## Begin

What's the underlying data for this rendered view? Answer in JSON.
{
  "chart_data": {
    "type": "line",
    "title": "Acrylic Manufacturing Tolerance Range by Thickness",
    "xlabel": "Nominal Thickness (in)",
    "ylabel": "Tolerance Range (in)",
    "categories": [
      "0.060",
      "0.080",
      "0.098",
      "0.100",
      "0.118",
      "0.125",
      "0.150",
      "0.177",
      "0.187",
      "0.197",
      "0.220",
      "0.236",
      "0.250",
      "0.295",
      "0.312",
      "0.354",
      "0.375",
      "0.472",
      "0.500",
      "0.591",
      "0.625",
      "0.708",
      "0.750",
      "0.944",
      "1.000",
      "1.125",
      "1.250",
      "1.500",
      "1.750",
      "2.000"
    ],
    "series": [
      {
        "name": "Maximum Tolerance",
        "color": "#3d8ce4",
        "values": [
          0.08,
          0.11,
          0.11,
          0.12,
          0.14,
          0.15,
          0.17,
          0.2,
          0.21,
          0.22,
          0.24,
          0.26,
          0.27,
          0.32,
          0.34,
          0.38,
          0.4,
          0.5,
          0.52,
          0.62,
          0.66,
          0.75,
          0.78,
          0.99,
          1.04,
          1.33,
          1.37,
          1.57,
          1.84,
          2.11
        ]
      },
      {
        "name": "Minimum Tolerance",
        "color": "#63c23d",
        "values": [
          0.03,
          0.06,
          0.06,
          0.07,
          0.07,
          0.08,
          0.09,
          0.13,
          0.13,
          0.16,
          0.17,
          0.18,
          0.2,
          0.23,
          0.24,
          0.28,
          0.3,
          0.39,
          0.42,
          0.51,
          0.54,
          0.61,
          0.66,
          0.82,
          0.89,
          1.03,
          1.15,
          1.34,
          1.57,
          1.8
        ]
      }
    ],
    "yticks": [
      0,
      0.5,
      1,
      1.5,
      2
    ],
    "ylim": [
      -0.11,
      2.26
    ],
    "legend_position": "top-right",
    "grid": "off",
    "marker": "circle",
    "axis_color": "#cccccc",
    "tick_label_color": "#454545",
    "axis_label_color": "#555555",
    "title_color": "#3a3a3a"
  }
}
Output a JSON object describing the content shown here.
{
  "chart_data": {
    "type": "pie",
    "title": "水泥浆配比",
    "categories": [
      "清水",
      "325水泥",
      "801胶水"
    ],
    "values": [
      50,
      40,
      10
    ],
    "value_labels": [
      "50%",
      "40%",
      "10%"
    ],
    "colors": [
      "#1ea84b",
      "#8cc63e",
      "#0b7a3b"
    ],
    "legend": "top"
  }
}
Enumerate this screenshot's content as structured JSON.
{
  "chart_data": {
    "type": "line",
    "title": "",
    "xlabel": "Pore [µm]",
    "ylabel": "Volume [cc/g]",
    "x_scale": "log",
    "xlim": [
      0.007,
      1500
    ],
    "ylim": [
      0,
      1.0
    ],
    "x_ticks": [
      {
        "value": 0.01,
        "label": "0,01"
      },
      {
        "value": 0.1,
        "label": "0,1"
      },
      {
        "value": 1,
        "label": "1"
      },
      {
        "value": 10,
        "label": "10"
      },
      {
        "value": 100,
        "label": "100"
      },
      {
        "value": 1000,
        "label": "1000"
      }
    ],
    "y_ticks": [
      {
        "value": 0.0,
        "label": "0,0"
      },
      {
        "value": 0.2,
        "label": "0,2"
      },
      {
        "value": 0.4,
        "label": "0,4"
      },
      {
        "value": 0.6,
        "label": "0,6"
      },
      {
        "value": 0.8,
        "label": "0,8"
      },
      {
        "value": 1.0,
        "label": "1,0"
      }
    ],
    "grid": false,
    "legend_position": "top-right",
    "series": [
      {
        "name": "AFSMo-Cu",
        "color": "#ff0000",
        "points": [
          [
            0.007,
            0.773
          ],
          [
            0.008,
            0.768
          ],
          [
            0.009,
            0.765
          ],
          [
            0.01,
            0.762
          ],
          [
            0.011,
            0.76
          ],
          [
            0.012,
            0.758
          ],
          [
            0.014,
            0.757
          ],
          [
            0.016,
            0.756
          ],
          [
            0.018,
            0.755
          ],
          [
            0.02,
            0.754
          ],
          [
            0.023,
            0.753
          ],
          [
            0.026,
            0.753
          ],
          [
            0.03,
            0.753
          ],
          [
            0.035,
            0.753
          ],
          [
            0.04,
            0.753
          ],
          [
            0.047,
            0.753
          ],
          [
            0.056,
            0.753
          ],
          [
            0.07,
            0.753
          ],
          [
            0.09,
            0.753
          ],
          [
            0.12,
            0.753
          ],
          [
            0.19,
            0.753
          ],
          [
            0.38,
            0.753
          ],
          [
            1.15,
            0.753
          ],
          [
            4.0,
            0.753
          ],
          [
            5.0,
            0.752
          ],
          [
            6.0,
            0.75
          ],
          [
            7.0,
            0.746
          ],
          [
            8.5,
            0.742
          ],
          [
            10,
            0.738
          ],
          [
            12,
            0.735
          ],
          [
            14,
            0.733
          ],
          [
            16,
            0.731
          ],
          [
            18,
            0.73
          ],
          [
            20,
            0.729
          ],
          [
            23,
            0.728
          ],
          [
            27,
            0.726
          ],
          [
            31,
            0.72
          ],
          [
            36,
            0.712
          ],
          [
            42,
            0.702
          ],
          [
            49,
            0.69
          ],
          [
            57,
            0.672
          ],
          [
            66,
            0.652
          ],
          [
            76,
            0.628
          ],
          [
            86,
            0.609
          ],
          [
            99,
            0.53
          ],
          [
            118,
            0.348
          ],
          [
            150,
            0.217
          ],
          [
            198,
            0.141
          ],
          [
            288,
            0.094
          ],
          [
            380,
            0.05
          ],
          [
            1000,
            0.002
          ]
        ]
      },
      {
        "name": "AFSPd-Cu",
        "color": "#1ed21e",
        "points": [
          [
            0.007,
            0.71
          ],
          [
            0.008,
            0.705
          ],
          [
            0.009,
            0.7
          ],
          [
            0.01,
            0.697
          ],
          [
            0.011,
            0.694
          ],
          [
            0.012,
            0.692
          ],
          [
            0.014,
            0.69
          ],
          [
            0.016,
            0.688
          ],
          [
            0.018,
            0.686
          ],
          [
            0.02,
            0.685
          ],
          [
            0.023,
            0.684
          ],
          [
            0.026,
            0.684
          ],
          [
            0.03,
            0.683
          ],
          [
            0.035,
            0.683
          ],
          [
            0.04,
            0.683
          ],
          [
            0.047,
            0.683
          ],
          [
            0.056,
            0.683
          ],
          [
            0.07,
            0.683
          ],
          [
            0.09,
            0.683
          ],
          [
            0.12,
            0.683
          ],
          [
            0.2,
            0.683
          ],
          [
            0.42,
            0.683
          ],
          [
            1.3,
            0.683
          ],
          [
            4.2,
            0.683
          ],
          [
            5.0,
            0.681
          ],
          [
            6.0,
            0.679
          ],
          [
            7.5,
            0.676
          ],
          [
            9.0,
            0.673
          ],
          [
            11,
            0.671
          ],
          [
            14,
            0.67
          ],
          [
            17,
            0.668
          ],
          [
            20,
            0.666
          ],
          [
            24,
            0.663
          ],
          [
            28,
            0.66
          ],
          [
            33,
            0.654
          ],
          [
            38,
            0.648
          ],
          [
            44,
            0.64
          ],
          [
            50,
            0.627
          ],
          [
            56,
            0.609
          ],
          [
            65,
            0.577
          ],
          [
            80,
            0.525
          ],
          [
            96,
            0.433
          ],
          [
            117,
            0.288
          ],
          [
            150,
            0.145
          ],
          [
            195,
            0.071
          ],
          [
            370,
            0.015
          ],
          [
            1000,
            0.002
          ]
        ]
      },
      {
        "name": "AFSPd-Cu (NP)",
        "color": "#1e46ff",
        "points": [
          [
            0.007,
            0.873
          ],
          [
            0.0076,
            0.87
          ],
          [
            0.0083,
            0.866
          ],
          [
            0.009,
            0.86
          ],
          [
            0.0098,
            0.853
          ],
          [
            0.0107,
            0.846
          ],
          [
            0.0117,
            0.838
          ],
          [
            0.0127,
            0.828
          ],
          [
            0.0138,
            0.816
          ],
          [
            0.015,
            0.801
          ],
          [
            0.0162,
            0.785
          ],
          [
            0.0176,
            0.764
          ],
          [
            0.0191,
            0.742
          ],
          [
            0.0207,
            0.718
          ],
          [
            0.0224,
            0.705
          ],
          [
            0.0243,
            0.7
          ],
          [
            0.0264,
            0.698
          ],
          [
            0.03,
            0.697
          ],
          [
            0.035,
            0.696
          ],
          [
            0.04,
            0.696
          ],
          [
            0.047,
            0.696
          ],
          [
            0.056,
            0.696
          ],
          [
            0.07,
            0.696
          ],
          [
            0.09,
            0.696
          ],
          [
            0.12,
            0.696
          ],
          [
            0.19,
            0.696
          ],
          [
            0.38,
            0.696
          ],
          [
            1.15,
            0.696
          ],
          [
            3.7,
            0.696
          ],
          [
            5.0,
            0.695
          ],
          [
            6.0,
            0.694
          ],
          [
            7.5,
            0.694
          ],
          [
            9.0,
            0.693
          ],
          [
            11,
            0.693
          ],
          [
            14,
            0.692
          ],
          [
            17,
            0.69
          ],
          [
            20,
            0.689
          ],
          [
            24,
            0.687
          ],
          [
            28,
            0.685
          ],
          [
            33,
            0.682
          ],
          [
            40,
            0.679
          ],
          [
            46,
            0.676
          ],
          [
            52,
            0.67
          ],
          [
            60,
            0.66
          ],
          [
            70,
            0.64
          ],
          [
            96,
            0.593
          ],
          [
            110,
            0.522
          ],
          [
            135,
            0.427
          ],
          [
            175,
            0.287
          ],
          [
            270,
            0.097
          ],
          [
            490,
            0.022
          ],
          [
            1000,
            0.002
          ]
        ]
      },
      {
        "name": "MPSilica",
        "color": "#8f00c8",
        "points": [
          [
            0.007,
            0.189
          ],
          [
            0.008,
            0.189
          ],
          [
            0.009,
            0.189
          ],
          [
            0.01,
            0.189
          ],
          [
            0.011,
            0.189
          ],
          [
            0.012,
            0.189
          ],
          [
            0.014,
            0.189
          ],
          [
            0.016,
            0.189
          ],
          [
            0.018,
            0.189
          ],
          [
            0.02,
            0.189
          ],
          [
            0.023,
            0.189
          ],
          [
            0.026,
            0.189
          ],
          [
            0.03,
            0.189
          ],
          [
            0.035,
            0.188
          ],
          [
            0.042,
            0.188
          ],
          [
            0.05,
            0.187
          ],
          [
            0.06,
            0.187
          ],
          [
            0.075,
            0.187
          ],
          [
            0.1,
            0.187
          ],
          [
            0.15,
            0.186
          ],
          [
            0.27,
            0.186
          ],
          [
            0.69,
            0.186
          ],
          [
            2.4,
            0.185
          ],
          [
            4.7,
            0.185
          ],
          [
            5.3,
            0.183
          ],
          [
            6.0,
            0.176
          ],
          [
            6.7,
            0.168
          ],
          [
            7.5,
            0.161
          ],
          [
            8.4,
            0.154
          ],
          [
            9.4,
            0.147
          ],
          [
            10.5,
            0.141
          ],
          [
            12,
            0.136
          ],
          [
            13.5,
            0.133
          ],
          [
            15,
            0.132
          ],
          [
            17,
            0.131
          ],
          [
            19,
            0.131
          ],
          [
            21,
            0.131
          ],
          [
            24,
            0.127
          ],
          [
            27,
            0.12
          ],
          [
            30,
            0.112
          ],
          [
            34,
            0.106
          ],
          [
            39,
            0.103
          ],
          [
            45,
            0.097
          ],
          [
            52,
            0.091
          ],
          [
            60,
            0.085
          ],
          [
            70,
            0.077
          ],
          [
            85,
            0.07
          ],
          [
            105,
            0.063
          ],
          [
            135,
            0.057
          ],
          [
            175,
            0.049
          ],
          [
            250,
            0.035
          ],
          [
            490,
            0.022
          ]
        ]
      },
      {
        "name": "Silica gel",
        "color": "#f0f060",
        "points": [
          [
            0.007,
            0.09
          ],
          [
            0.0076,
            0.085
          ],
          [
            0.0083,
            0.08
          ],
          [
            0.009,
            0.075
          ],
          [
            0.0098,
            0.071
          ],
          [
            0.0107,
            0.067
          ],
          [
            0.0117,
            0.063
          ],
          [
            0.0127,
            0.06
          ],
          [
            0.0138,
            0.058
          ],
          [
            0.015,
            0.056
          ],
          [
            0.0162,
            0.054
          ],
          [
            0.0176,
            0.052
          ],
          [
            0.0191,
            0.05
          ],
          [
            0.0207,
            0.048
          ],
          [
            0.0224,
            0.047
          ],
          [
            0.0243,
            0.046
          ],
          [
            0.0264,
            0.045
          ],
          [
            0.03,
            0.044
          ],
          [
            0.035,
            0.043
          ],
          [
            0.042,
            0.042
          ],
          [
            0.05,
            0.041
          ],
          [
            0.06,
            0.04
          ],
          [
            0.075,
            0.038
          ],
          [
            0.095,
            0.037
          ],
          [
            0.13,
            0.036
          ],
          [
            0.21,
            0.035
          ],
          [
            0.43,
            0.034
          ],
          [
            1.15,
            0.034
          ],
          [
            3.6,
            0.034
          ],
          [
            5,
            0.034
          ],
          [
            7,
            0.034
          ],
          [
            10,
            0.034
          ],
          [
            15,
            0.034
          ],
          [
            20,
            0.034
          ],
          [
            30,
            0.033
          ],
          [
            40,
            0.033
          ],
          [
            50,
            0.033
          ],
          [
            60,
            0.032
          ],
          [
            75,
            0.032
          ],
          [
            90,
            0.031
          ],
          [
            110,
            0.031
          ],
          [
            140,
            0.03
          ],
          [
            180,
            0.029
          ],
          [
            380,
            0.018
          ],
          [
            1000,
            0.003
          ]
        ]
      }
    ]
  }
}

## End

## Request
Pick out the lines containing the word "name" and show them.

## Response below
        "name": "Maximum Tolerance",
        "name": "Minimum Tolerance",
        "name": "AFSMo-Cu",
        "name": "AFSPd-Cu",
        "name": "AFSPd-Cu (NP)",
        "name": "MPSilica",
        "name": "Silica gel",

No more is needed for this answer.